Quote all lines below exactly. Images stay out.

(Data records)
— START —

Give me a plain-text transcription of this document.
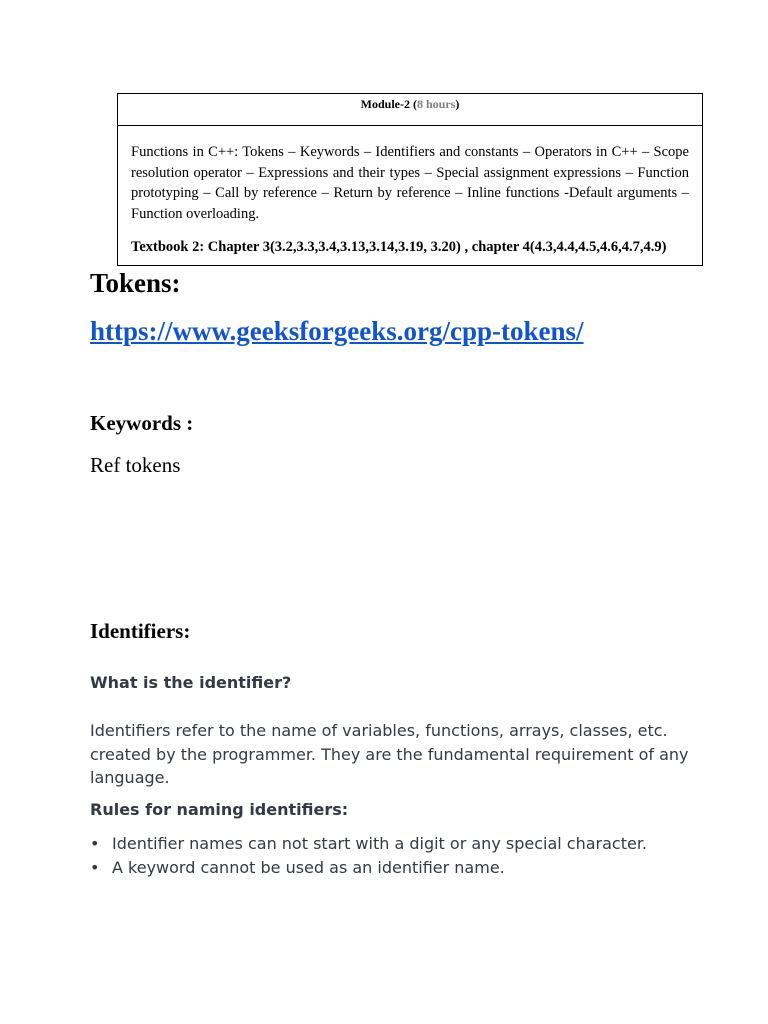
Module-2 (8 hours)
Functions in C++: Tokens – Keywords – Identifiers and constants – Operators in C++ – Scope resolution operator – Expressions and their types – Special assignment expressions – Function prototyping – Call by reference – Return by reference – Inline functions -Default arguments – Function overloading.
Textbook 2: Chapter 3(3.2,3.3,3.4,3.13,3.14,3.19, 3.20) , chapter 4(4.3,4.4,4.5,4.6,4.7,4.9)
Tokens:
https://www.geeksforgeeks.org/cpp-tokens/
Keywords :
Ref tokens
Identifiers:
What is the identifier?

Identifiers refer to the name of variables, functions, arrays, classes, etc. created by the programmer. They are the fundamental requirement of any language.

Rules for naming identifiers:
• Identifier names can not start with a digit or any special character.
• A keyword cannot be used as an identifier name.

— END —

Answer to this exercise ->
Give me a plain-text transcription of this document.
Module-2 (8 hours)
Functions in C++: Tokens – Keywords – Identifiers and constants – Operators in C++ – Scope resolution operator – Expressions and their types – Special assignment expressions – Function prototyping – Call by reference – Return by reference – Inline functions -Default arguments – Function overloading.
Textbook 2: Chapter 3(3.2,3.3,3.4,3.13,3.14,3.19, 3.20) , chapter 4(4.3,4.4,4.5,4.6,4.7,4.9)
Tokens:
https://www.geeksforgeeks.org/cpp-tokens/
Keywords :
Ref tokens
Identifiers:
What is the identifier?

Identifiers refer to the name of variables, functions, arrays, classes, etc. created by the programmer. They are the fundamental requirement of any language.

Rules for naming identifiers:
• Identifier names can not start with a digit or any special character.
• A keyword cannot be used as an identifier name.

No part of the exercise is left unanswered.